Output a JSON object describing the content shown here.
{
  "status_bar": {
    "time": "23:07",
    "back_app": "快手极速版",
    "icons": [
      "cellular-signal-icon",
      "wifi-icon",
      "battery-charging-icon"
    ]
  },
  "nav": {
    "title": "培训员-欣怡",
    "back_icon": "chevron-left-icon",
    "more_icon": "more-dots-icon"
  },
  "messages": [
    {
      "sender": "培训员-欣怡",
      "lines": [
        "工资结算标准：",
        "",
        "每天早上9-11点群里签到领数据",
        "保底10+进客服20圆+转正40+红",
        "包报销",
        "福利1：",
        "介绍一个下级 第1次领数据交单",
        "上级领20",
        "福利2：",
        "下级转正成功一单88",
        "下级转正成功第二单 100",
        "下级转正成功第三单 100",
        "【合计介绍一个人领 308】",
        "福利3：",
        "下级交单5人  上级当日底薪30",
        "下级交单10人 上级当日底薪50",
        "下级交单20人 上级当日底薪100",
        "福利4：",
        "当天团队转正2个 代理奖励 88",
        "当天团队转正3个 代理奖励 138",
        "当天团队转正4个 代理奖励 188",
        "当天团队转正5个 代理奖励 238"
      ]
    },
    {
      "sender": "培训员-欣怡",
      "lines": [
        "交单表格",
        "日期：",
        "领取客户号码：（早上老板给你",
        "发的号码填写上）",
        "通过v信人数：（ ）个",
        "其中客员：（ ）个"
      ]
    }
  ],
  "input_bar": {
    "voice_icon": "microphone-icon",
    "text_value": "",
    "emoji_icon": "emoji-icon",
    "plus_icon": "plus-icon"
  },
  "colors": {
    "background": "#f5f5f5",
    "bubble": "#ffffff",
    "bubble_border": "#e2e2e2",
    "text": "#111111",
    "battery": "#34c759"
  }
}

▬▬▬

## Task prompt
Find the word "battery" in the material, then list each line that holds it.

## Result for this task
      "battery-charging-icon"
    "battery": "#34c759"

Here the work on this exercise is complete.